Every entry below must appear again, exactly as written.
BEGIN DATASET ROWS
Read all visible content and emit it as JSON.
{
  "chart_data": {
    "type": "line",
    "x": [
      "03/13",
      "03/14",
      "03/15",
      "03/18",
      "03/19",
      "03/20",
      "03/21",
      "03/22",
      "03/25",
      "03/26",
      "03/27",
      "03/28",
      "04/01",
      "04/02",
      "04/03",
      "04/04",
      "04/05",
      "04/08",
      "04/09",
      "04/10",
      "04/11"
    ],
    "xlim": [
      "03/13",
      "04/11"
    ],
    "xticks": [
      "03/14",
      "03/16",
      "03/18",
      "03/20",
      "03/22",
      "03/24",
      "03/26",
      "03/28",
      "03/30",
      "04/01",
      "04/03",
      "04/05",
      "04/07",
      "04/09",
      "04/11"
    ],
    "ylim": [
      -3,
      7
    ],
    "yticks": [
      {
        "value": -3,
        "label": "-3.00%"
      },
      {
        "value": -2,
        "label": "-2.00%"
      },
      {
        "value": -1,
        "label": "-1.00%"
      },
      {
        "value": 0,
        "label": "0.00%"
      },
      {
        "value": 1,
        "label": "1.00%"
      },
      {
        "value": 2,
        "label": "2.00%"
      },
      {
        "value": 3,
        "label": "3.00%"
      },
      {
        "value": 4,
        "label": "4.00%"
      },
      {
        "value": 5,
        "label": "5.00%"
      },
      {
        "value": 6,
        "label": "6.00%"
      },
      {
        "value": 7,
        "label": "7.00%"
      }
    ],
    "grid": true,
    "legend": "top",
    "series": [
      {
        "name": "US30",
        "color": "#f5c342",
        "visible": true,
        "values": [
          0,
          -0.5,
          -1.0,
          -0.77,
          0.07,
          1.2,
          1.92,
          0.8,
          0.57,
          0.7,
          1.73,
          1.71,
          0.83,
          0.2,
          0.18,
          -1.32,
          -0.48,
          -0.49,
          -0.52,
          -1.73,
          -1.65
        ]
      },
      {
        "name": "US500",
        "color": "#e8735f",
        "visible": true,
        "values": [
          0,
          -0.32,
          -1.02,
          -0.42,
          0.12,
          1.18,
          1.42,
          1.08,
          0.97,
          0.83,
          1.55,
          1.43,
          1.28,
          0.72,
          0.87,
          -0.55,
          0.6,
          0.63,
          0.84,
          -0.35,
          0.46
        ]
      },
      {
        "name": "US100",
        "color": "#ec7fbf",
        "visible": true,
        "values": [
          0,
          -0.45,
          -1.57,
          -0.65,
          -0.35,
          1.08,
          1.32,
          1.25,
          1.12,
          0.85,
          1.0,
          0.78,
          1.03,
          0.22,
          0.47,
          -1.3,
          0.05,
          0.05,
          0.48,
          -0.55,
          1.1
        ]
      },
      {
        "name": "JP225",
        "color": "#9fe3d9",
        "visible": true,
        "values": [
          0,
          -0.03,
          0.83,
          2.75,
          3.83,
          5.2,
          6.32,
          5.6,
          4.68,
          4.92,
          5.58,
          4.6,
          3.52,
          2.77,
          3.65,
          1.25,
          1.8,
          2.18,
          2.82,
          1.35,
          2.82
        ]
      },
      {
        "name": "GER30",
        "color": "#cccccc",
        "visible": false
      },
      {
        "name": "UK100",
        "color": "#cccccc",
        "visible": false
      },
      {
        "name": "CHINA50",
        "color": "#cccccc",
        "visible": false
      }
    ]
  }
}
END DATASET ROWS
ANSWER TO THE PROBLEM
Read all visible content and emit it as JSON.
{
  "chart_data": {
    "type": "line",
    "x": [
      "03/13",
      "03/14",
      "03/15",
      "03/18",
      "03/19",
      "03/20",
      "03/21",
      "03/22",
      "03/25",
      "03/26",
      "03/27",
      "03/28",
      "04/01",
      "04/02",
      "04/03",
      "04/04",
      "04/05",
      "04/08",
      "04/09",
      "04/10",
      "04/11"
    ],
    "xlim": [
      "03/13",
      "04/11"
    ],
    "xticks": [
      "03/14",
      "03/16",
      "03/18",
      "03/20",
      "03/22",
      "03/24",
      "03/26",
      "03/28",
      "03/30",
      "04/01",
      "04/03",
      "04/05",
      "04/07",
      "04/09",
      "04/11"
    ],
    "ylim": [
      -3,
      7
    ],
    "yticks": [
      {
        "value": -3,
        "label": "-3.00%"
      },
      {
        "value": -2,
        "label": "-2.00%"
      },
      {
        "value": -1,
        "label": "-1.00%"
      },
      {
        "value": 0,
        "label": "0.00%"
      },
      {
        "value": 1,
        "label": "1.00%"
      },
      {
        "value": 2,
        "label": "2.00%"
      },
      {
        "value": 3,
        "label": "3.00%"
      },
      {
        "value": 4,
        "label": "4.00%"
      },
      {
        "value": 5,
        "label": "5.00%"
      },
      {
        "value": 6,
        "label": "6.00%"
      },
      {
        "value": 7,
        "label": "7.00%"
      }
    ],
    "grid": true,
    "legend": "top",
    "series": [
      {
        "name": "US30",
        "color": "#f5c342",
        "visible": true,
        "values": [
          0,
          -0.5,
          -1.0,
          -0.77,
          0.07,
          1.2,
          1.92,
          0.8,
          0.57,
          0.7,
          1.73,
          1.71,
          0.83,
          0.2,
          0.18,
          -1.32,
          -0.48,
          -0.49,
          -0.52,
          -1.73,
          -1.65
        ]
      },
      {
        "name": "US500",
        "color": "#e8735f",
        "visible": true,
        "values": [
          0,
          -0.32,
          -1.02,
          -0.42,
          0.12,
          1.18,
          1.42,
          1.08,
          0.97,
          0.83,
          1.55,
          1.43,
          1.28,
          0.72,
          0.87,
          -0.55,
          0.6,
          0.63,
          0.84,
          -0.35,
          0.46
        ]
      },
      {
        "name": "US100",
        "color": "#ec7fbf",
        "visible": true,
        "values": [
          0,
          -0.45,
          -1.57,
          -0.65,
          -0.35,
          1.08,
          1.32,
          1.25,
          1.12,
          0.85,
          1.0,
          0.78,
          1.03,
          0.22,
          0.47,
          -1.3,
          0.05,
          0.05,
          0.48,
          -0.55,
          1.1
        ]
      },
      {
        "name": "JP225",
        "color": "#9fe3d9",
        "visible": true,
        "values": [
          0,
          -0.03,
          0.83,
          2.75,
          3.83,
          5.2,
          6.32,
          5.6,
          4.68,
          4.92,
          5.58,
          4.6,
          3.52,
          2.77,
          3.65,
          1.25,
          1.8,
          2.18,
          2.82,
          1.35,
          2.82
        ]
      },
      {
        "name": "GER30",
        "color": "#cccccc",
        "visible": false
      },
      {
        "name": "UK100",
        "color": "#cccccc",
        "visible": false
      },
      {
        "name": "CHINA50",
        "color": "#cccccc",
        "visible": false
      }
    ]
  }
}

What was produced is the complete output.